** START RECORDS FOR THIS TASK **

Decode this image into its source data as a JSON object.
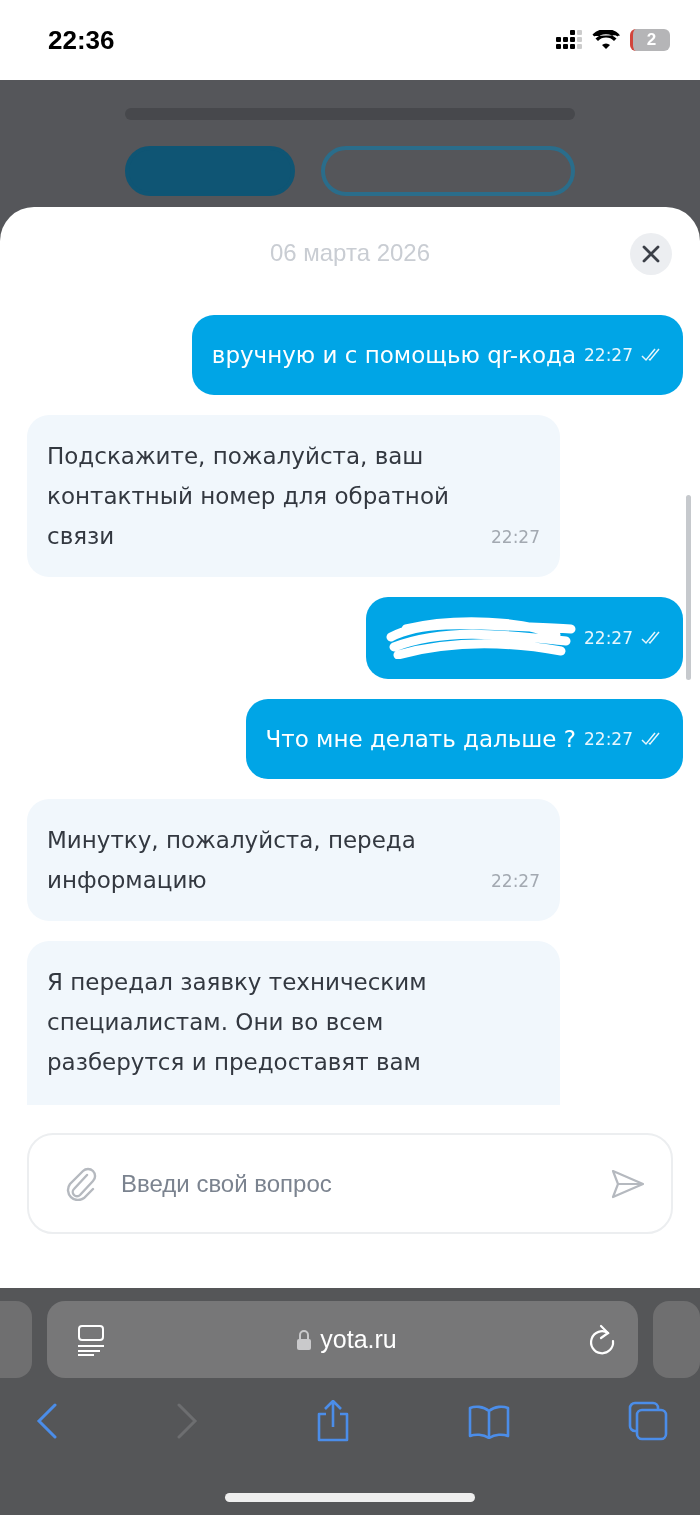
{
  "status_bar": {
    "time": "22:36",
    "battery": "2"
  },
  "chat": {
    "date": "06 марта 2026",
    "messages": [
      {
        "kind": "outgoing",
        "text": "вручную и с помощью qr-кода",
        "time": "22:27",
        "read": true,
        "redacted": false
      },
      {
        "kind": "incoming",
        "text": "Подскажите, пожалуйста, ваш контактный номер для обратной связи",
        "time": "22:27"
      },
      {
        "kind": "outgoing",
        "time": "22:27",
        "read": true,
        "redacted": true
      },
      {
        "kind": "outgoing",
        "text": "Что мне делать дальше ?",
        "time": "22:27",
        "read": true,
        "redacted": false
      },
      {
        "kind": "incoming",
        "text": "Минутку, пожалуйста, переда информацию",
        "time": "22:27"
      },
      {
        "kind": "incoming",
        "text": "Я передал заявку техническим специалистам. Они во всем разберутся и предоставят вам"
      }
    ],
    "input": {
      "placeholder": "Введи свой вопрос"
    }
  },
  "browser": {
    "url": "yota.ru"
  }
}
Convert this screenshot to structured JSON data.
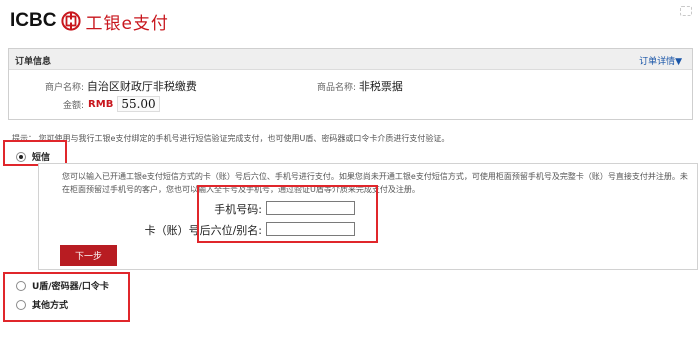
{
  "header": {
    "logo_text": "ICBC",
    "brand": "工银e支付"
  },
  "order": {
    "title": "订单信息",
    "detail_link": "订单详情▼",
    "merchant_label": "商户名称:",
    "merchant_value": "自治区财政厅非税缴费",
    "product_label": "商品名称:",
    "product_value": "非税票据",
    "amount_label": "金额:",
    "currency": "RMB",
    "amount": "55.00"
  },
  "tip": "提示： 您可使用与我行工银e支付绑定的手机号进行短信验证完成支付，也可使用U盾、密码器或口令卡介质进行支付验证。",
  "methods": {
    "sms": {
      "label": "短信",
      "selected": true
    },
    "ukey": {
      "label": "U盾/密码器/口令卡",
      "selected": false
    },
    "other": {
      "label": "其他方式",
      "selected": false
    }
  },
  "sms_panel": {
    "description": "您可以输入已开通工银e支付短信方式的卡（账）号后六位、手机号进行支付。如果您尚未开通工银e支付短信方式，可使用柜面预留手机号及完整卡（账）号直接支付并注册。未在柜面预留过手机号的客户，您也可以输入全卡号及手机号，通过验证U盾等介质来完成支付及注册。",
    "phone_label": "手机号码:",
    "phone_value": "",
    "card_label": "卡（账）号后六位/别名:",
    "card_value": "",
    "next_button": "下一步"
  },
  "colors": {
    "brand_red": "#c8161d",
    "annotation_red": "#e0262b",
    "link_blue": "#1a56a8"
  }
}
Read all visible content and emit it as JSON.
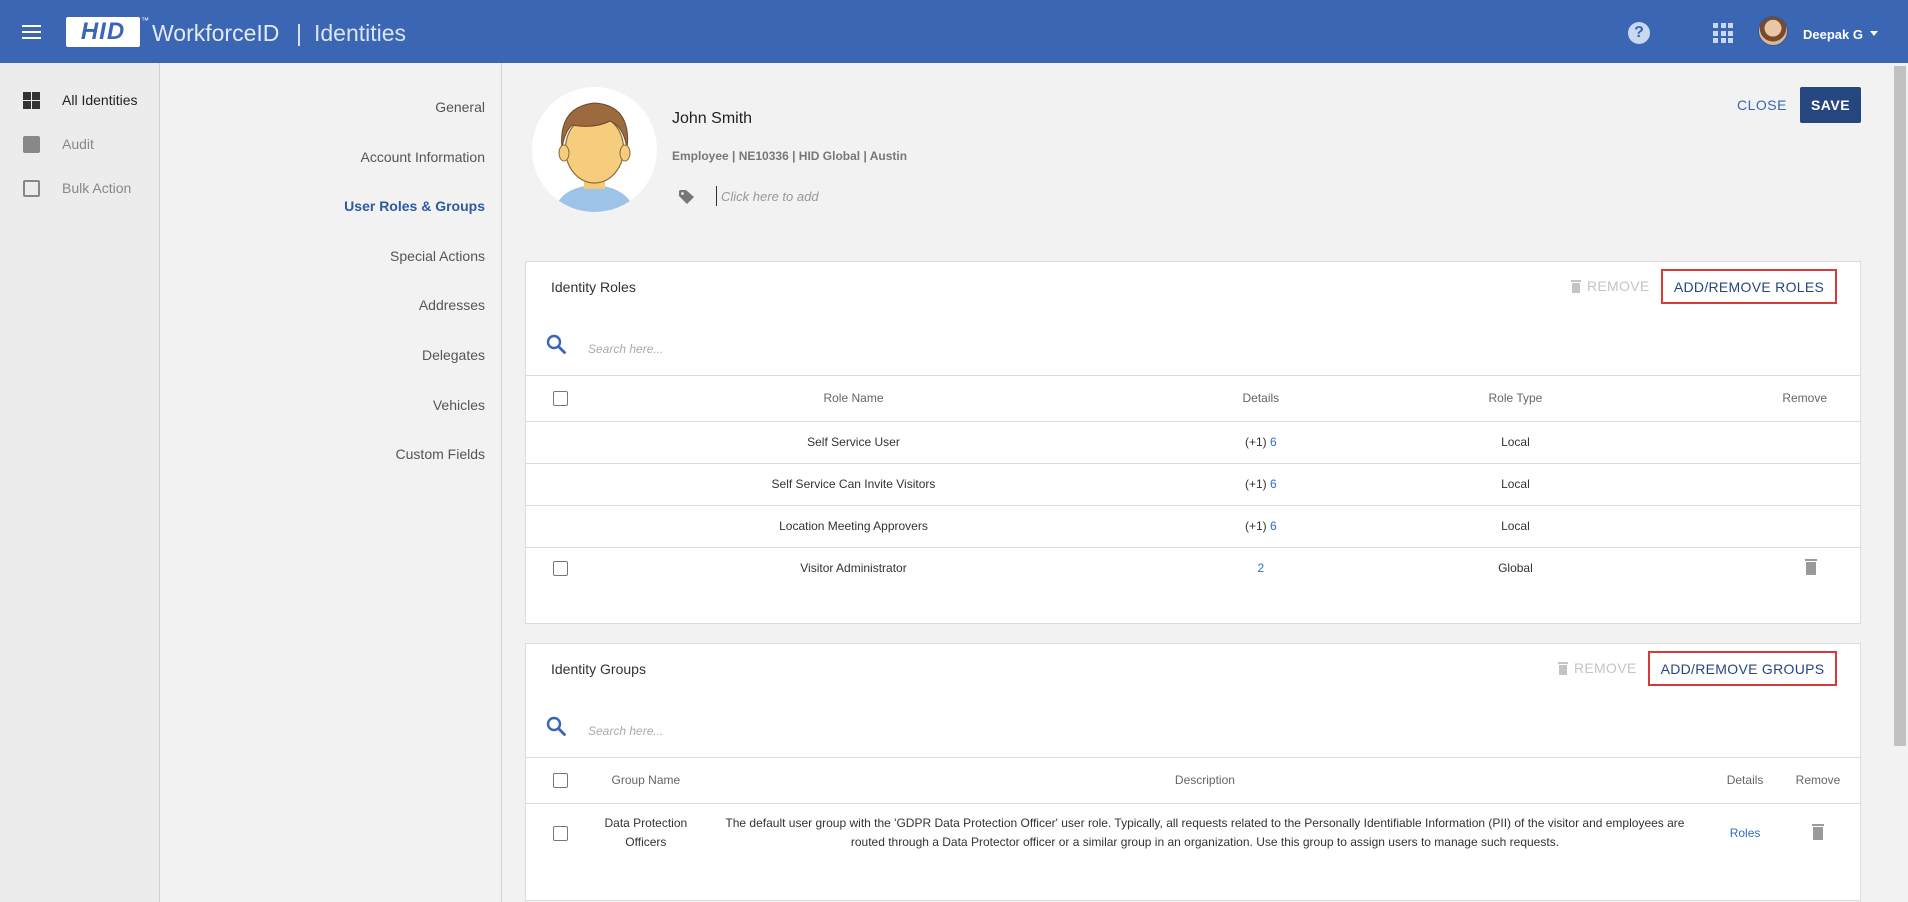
{
  "header": {
    "brand": "HID",
    "product": "WorkforceID",
    "trademark": "™",
    "separator": "|",
    "app": "Identities",
    "user": "Deepak G",
    "menu_icon": "hamburger-icon",
    "help_icon": "help-icon",
    "apps_icon": "apps-grid-icon",
    "brand_color": "#3a66b3"
  },
  "leftnav": {
    "items": [
      {
        "label": "All Identities",
        "icon": "dashboard-icon",
        "active": true
      },
      {
        "label": "Audit",
        "icon": "clipboard-check-icon",
        "active": false
      },
      {
        "label": "Bulk Action",
        "icon": "bulk-action-icon",
        "active": false
      }
    ]
  },
  "sections": {
    "items": [
      {
        "label": "General"
      },
      {
        "label": "Account Information"
      },
      {
        "label": "User Roles & Groups",
        "active": true
      },
      {
        "label": "Special Actions"
      },
      {
        "label": "Addresses"
      },
      {
        "label": "Delegates"
      },
      {
        "label": "Vehicles"
      },
      {
        "label": "Custom Fields"
      }
    ]
  },
  "profile": {
    "name": "John Smith",
    "meta": "Employee | NE10336 | HID Global | Austin",
    "tag_placeholder": "Click here to add"
  },
  "actions": {
    "close": "CLOSE",
    "save": "SAVE"
  },
  "roles": {
    "title": "Identity Roles",
    "remove": "REMOVE",
    "add_remove": "ADD/REMOVE ROLES",
    "search_placeholder": "Search here...",
    "columns": {
      "name": "Role Name",
      "details": "Details",
      "type": "Role Type",
      "remove": "Remove"
    },
    "rows": [
      {
        "name": "Self Service User",
        "details_prefix": "(+1)",
        "details_link": "6",
        "type": "Local",
        "selectable": false
      },
      {
        "name": "Self Service Can Invite Visitors",
        "details_prefix": "(+1)",
        "details_link": "6",
        "type": "Local",
        "selectable": false
      },
      {
        "name": "Location Meeting Approvers",
        "details_prefix": "(+1)",
        "details_link": "6",
        "type": "Local",
        "selectable": false
      },
      {
        "name": "Visitor Administrator",
        "details_prefix": "",
        "details_link": "2",
        "type": "Global",
        "selectable": true
      }
    ]
  },
  "groups": {
    "title": "Identity Groups",
    "remove": "REMOVE",
    "add_remove": "ADD/REMOVE GROUPS",
    "search_placeholder": "Search here...",
    "columns": {
      "name": "Group Name",
      "description": "Description",
      "details": "Details",
      "remove": "Remove"
    },
    "rows": [
      {
        "name_line1": "Data Protection",
        "name_line2": "Officers",
        "description": "The default user group with the 'GDPR Data Protection Officer' user role. Typically, all requests related to the Personally Identifiable Information (PII) of the visitor and employees are routed through a Data Protector officer or a similar group in an organization. Use this group to assign users to manage such requests.",
        "details_link": "Roles"
      }
    ]
  }
}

** END RECORDS FOR THIS TASK **

Your copy should match the records word for word, with the pictures removed.

WRITTEN REPLY
Decode this image into its source data as a JSON object.
{
  "status_bar": {
    "time": "22:36",
    "battery": "2"
  },
  "chat": {
    "date": "06 марта 2026",
    "messages": [
      {
        "kind": "outgoing",
        "text": "вручную и с помощью qr-кода",
        "time": "22:27",
        "read": true,
        "redacted": false
      },
      {
        "kind": "incoming",
        "text": "Подскажите, пожалуйста, ваш контактный номер для обратной связи",
        "time": "22:27"
      },
      {
        "kind": "outgoing",
        "time": "22:27",
        "read": true,
        "redacted": true
      },
      {
        "kind": "outgoing",
        "text": "Что мне делать дальше ?",
        "time": "22:27",
        "read": true,
        "redacted": false
      },
      {
        "kind": "incoming",
        "text": "Минутку, пожалуйста, переда информацию",
        "time": "22:27"
      },
      {
        "kind": "incoming",
        "text": "Я передал заявку техническим специалистам. Они во всем разберутся и предоставят вам"
      }
    ],
    "input": {
      "placeholder": "Введи свой вопрос"
    }
  },
  "browser": {
    "url": "yota.ru"
  }
}
Convert this screenshot to structured JSON data.
{
  "header": {
    "logo_text": "ICBC",
    "brand": "工银e支付"
  },
  "order": {
    "title": "订单信息",
    "detail_link": "订单详情▼",
    "merchant_label": "商户名称:",
    "merchant_value": "自治区财政厅非税缴费",
    "product_label": "商品名称:",
    "product_value": "非税票据",
    "amount_label": "金额:",
    "currency": "RMB",
    "amount": "55.00"
  },
  "tip": "提示： 您可使用与我行工银e支付绑定的手机号进行短信验证完成支付，也可使用U盾、密码器或口令卡介质进行支付验证。",
  "methods": {
    "sms": {
      "label": "短信",
      "selected": true
    },
    "ukey": {
      "label": "U盾/密码器/口令卡",
      "selected": false
    },
    "other": {
      "label": "其他方式",
      "selected": false
    }
  },
  "sms_panel": {
    "description": "您可以输入已开通工银e支付短信方式的卡（账）号后六位、手机号进行支付。如果您尚未开通工银e支付短信方式，可使用柜面预留手机号及完整卡（账）号直接支付并注册。未在柜面预留过手机号的客户，您也可以输入全卡号及手机号，通过验证U盾等介质来完成支付及注册。",
    "phone_label": "手机号码:",
    "phone_value": "",
    "card_label": "卡（账）号后六位/别名:",
    "card_value": "",
    "next_button": "下一步"
  },
  "colors": {
    "brand_red": "#c8161d",
    "annotation_red": "#e0262b",
    "link_blue": "#1a56a8"
  }
}
Read all visible content and emit it as JSON.
{
  "header": {
    "brand": "HID",
    "product": "WorkforceID",
    "trademark": "™",
    "separator": "|",
    "app": "Identities",
    "user": "Deepak G",
    "menu_icon": "hamburger-icon",
    "help_icon": "help-icon",
    "apps_icon": "apps-grid-icon",
    "brand_color": "#3a66b3"
  },
  "leftnav": {
    "items": [
      {
        "label": "All Identities",
        "icon": "dashboard-icon",
        "active": true
      },
      {
        "label": "Audit",
        "icon": "clipboard-check-icon",
        "active": false
      },
      {
        "label": "Bulk Action",
        "icon": "bulk-action-icon",
        "active": false
      }
    ]
  },
  "sections": {
    "items": [
      {
        "label": "General"
      },
      {
        "label": "Account Information"
      },
      {
        "label": "User Roles & Groups",
        "active": true
      },
      {
        "label": "Special Actions"
      },
      {
        "label": "Addresses"
      },
      {
        "label": "Delegates"
      },
      {
        "label": "Vehicles"
      },
      {
        "label": "Custom Fields"
      }
    ]
  },
  "profile": {
    "name": "John Smith",
    "meta": "Employee | NE10336 | HID Global | Austin",
    "tag_placeholder": "Click here to add"
  },
  "actions": {
    "close": "CLOSE",
    "save": "SAVE"
  },
  "roles": {
    "title": "Identity Roles",
    "remove": "REMOVE",
    "add_remove": "ADD/REMOVE ROLES",
    "search_placeholder": "Search here...",
    "columns": {
      "name": "Role Name",
      "details": "Details",
      "type": "Role Type",
      "remove": "Remove"
    },
    "rows": [
      {
        "name": "Self Service User",
        "details_prefix": "(+1)",
        "details_link": "6",
        "type": "Local",
        "selectable": false
      },
      {
        "name": "Self Service Can Invite Visitors",
        "details_prefix": "(+1)",
        "details_link": "6",
        "type": "Local",
        "selectable": false
      },
      {
        "name": "Location Meeting Approvers",
        "details_prefix": "(+1)",
        "details_link": "6",
        "type": "Local",
        "selectable": false
      },
      {
        "name": "Visitor Administrator",
        "details_prefix": "",
        "details_link": "2",
        "type": "Global",
        "selectable": true
      }
    ]
  },
  "groups": {
    "title": "Identity Groups",
    "remove": "REMOVE",
    "add_remove": "ADD/REMOVE GROUPS",
    "search_placeholder": "Search here...",
    "columns": {
      "name": "Group Name",
      "description": "Description",
      "details": "Details",
      "remove": "Remove"
    },
    "rows": [
      {
        "name_line1": "Data Protection",
        "name_line2": "Officers",
        "description": "The default user group with the 'GDPR Data Protection Officer' user role. Typically, all requests related to the Personally Identifiable Information (PII) of the visitor and employees are routed through a Data Protector officer or a similar group in an organization. Use this group to assign users to manage such requests.",
        "details_link": "Roles"
      }
    ]
  }
}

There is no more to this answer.